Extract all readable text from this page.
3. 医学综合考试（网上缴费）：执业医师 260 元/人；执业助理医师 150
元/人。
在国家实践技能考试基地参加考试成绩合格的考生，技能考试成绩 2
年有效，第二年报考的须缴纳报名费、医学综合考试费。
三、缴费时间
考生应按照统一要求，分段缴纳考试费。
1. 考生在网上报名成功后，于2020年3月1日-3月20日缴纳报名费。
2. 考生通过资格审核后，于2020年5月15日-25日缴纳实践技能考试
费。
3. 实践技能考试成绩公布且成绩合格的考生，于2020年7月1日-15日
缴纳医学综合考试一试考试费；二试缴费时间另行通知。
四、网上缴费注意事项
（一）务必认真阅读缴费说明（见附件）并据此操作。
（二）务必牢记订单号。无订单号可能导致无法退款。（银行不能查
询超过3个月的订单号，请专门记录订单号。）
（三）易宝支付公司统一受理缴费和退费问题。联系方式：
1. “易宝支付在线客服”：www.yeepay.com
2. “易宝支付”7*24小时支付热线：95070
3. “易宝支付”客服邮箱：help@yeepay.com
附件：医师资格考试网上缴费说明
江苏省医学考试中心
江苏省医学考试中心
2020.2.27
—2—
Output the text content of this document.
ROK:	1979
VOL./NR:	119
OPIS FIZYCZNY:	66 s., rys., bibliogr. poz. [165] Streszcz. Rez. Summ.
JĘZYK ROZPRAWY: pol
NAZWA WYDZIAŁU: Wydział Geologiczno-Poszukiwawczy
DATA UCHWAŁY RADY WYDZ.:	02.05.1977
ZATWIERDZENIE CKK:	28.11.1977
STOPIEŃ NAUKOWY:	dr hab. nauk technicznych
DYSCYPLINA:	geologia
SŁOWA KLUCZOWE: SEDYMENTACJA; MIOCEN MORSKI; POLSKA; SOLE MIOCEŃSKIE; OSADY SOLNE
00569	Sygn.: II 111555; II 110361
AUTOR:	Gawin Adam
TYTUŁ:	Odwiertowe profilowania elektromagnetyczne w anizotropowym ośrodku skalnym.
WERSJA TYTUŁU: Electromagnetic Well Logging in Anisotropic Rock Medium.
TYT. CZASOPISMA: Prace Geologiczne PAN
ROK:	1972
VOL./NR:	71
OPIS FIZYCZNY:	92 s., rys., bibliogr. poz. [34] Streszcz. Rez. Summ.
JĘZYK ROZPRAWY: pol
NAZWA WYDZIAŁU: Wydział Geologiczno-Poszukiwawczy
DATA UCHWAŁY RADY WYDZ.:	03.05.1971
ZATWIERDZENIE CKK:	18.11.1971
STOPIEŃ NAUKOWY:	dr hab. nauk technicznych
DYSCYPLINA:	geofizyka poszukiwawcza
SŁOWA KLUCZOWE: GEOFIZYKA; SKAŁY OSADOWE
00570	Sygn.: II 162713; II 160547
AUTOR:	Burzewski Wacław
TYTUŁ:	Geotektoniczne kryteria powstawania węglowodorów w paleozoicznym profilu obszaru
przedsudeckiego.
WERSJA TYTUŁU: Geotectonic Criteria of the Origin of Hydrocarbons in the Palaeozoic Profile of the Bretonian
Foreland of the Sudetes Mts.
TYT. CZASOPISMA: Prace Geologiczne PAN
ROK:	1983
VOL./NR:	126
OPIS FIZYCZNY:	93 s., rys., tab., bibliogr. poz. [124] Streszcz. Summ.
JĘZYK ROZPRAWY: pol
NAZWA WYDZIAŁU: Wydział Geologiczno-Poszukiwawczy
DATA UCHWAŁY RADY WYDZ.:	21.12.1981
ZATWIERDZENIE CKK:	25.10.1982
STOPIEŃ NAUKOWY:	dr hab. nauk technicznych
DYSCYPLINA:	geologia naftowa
◆ ◆ ◆ ◆ ◆ ◆ ◆
- What is expected
Pull out all lines from the entries above in which the word "Summ" appears.

- Answer
OPIS FIZYCZNY:	66 s., rys., bibliogr. poz. [165] Streszcz. Rez. Summ.
OPIS FIZYCZNY:	92 s., rys., bibliogr. poz. [34] Streszcz. Rez. Summ.
OPIS FIZYCZNY:	93 s., rys., tab., bibliogr. poz. [124] Streszcz. Summ.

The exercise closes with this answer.